What the exercise asks
Reproduce the data in its entirety, exactly as supplied.

(Saved data entries)
* * * * *
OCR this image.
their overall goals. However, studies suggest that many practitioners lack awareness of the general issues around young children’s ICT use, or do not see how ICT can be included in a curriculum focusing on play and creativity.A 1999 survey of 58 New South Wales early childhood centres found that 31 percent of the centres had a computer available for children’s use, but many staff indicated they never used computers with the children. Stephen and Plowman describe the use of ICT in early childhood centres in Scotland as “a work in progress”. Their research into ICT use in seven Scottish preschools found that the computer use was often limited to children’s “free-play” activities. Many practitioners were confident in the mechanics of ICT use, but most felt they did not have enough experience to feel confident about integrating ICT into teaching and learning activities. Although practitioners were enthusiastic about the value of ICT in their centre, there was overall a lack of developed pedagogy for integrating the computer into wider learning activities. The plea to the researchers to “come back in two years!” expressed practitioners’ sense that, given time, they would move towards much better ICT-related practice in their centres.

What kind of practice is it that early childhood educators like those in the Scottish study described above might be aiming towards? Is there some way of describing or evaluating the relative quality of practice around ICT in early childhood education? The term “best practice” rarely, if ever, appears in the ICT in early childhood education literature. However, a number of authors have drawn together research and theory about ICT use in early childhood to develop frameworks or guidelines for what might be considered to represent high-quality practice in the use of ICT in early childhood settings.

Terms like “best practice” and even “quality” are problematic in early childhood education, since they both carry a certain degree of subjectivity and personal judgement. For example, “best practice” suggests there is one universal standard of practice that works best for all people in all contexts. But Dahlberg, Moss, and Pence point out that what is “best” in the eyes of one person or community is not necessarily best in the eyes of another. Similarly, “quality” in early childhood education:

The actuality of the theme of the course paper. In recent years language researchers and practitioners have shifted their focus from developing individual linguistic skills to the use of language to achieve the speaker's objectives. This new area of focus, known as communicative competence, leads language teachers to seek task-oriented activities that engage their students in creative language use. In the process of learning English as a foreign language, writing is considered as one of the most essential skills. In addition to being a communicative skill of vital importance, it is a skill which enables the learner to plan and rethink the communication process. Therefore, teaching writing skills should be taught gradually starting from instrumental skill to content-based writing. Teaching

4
* * * * *
Task output
OCR this image.
their overall goals. However, studies suggest that many practitioners lack awareness of the general issues around young children’s ICT use, or do not see how ICT can be included in a curriculum focusing on play and creativity.A 1999 survey of 58 New South Wales early childhood centres found that 31 percent of the centres had a computer available for children’s use, but many staff indicated they never used computers with the children. Stephen and Plowman describe the use of ICT in early childhood centres in Scotland as “a work in progress”. Their research into ICT use in seven Scottish preschools found that the computer use was often limited to children’s “free-play” activities. Many practitioners were confident in the mechanics of ICT use, but most felt they did not have enough experience to feel confident about integrating ICT into teaching and learning activities. Although practitioners were enthusiastic about the value of ICT in their centre, there was overall a lack of developed pedagogy for integrating the computer into wider learning activities. The plea to the researchers to “come back in two years!” expressed practitioners’ sense that, given time, they would move towards much better ICT-related practice in their centres.

What kind of practice is it that early childhood educators like those in the Scottish study described above might be aiming towards? Is there some way of describing or evaluating the relative quality of practice around ICT in early childhood education? The term “best practice” rarely, if ever, appears in the ICT in early childhood education literature. However, a number of authors have drawn together research and theory about ICT use in early childhood to develop frameworks or guidelines for what might be considered to represent high-quality practice in the use of ICT in early childhood settings.

Terms like “best practice” and even “quality” are problematic in early childhood education, since they both carry a certain degree of subjectivity and personal judgement. For example, “best practice” suggests there is one universal standard of practice that works best for all people in all contexts. But Dahlberg, Moss, and Pence point out that what is “best” in the eyes of one person or community is not necessarily best in the eyes of another. Similarly, “quality” in early childhood education:

The actuality of the theme of the course paper. In recent years language researchers and practitioners have shifted their focus from developing individual linguistic skills to the use of language to achieve the speaker's objectives. This new area of focus, known as communicative competence, leads language teachers to seek task-oriented activities that engage their students in creative language use. In the process of learning English as a foreign language, writing is considered as one of the most essential skills. In addition to being a communicative skill of vital importance, it is a skill which enables the learner to plan and rethink the communication process. Therefore, teaching writing skills should be taught gradually starting from instrumental skill to content-based writing. Teaching

4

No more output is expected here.